+++ EXERCISE MATERIALS

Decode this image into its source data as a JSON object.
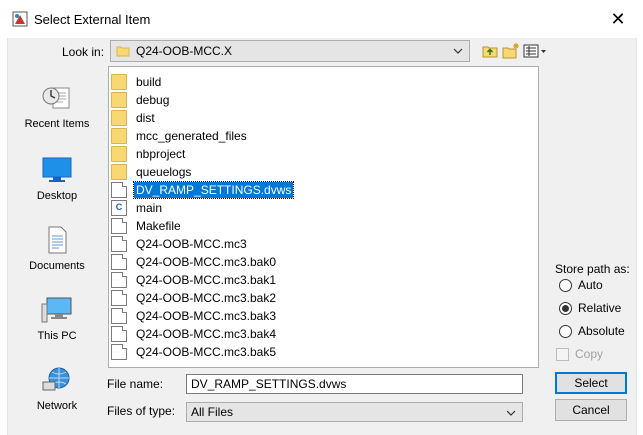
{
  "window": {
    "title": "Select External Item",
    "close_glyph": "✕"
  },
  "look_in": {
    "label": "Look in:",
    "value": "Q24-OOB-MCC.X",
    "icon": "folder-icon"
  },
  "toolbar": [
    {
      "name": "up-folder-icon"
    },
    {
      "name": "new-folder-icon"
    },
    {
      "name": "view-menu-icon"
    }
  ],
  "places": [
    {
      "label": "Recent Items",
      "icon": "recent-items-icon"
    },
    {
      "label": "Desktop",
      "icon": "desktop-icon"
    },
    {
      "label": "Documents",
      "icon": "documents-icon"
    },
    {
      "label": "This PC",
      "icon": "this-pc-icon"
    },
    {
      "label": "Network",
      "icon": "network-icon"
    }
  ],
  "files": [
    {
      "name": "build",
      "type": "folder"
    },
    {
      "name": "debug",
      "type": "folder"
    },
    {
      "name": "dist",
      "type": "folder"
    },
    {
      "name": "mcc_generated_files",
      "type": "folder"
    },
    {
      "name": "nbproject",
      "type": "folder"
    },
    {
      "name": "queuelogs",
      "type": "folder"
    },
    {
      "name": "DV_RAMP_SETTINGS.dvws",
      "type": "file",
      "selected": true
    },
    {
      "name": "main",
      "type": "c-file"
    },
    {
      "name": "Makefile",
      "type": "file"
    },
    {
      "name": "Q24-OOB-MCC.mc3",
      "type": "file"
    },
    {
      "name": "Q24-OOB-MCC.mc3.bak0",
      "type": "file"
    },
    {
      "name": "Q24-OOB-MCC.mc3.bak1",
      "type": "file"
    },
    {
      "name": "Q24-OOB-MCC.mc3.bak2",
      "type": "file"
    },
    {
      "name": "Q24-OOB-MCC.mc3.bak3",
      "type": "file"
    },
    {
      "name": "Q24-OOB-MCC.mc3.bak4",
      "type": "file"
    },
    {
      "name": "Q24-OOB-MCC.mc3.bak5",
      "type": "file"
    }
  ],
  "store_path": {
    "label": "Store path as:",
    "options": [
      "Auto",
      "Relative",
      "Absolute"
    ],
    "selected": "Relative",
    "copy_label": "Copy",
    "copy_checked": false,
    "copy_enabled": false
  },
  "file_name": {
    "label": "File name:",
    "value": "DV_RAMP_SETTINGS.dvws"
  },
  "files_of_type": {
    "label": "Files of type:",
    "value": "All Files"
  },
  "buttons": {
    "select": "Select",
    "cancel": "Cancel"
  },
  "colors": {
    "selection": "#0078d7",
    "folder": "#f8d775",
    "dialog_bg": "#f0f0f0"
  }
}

++++++

#### [EXERCISE]
All the lines above are to be reproduced exactly, except the pictures.

#### [RESULT OF THIS EXERCISE]
Decode this image into its source data as a JSON object.
{
  "window": {
    "title": "Select External Item",
    "close_glyph": "✕"
  },
  "look_in": {
    "label": "Look in:",
    "value": "Q24-OOB-MCC.X",
    "icon": "folder-icon"
  },
  "toolbar": [
    {
      "name": "up-folder-icon"
    },
    {
      "name": "new-folder-icon"
    },
    {
      "name": "view-menu-icon"
    }
  ],
  "places": [
    {
      "label": "Recent Items",
      "icon": "recent-items-icon"
    },
    {
      "label": "Desktop",
      "icon": "desktop-icon"
    },
    {
      "label": "Documents",
      "icon": "documents-icon"
    },
    {
      "label": "This PC",
      "icon": "this-pc-icon"
    },
    {
      "label": "Network",
      "icon": "network-icon"
    }
  ],
  "files": [
    {
      "name": "build",
      "type": "folder"
    },
    {
      "name": "debug",
      "type": "folder"
    },
    {
      "name": "dist",
      "type": "folder"
    },
    {
      "name": "mcc_generated_files",
      "type": "folder"
    },
    {
      "name": "nbproject",
      "type": "folder"
    },
    {
      "name": "queuelogs",
      "type": "folder"
    },
    {
      "name": "DV_RAMP_SETTINGS.dvws",
      "type": "file",
      "selected": true
    },
    {
      "name": "main",
      "type": "c-file"
    },
    {
      "name": "Makefile",
      "type": "file"
    },
    {
      "name": "Q24-OOB-MCC.mc3",
      "type": "file"
    },
    {
      "name": "Q24-OOB-MCC.mc3.bak0",
      "type": "file"
    },
    {
      "name": "Q24-OOB-MCC.mc3.bak1",
      "type": "file"
    },
    {
      "name": "Q24-OOB-MCC.mc3.bak2",
      "type": "file"
    },
    {
      "name": "Q24-OOB-MCC.mc3.bak3",
      "type": "file"
    },
    {
      "name": "Q24-OOB-MCC.mc3.bak4",
      "type": "file"
    },
    {
      "name": "Q24-OOB-MCC.mc3.bak5",
      "type": "file"
    }
  ],
  "store_path": {
    "label": "Store path as:",
    "options": [
      "Auto",
      "Relative",
      "Absolute"
    ],
    "selected": "Relative",
    "copy_label": "Copy",
    "copy_checked": false,
    "copy_enabled": false
  },
  "file_name": {
    "label": "File name:",
    "value": "DV_RAMP_SETTINGS.dvws"
  },
  "files_of_type": {
    "label": "Files of type:",
    "value": "All Files"
  },
  "buttons": {
    "select": "Select",
    "cancel": "Cancel"
  },
  "colors": {
    "selection": "#0078d7",
    "folder": "#f8d775",
    "dialog_bg": "#f0f0f0"
  }
}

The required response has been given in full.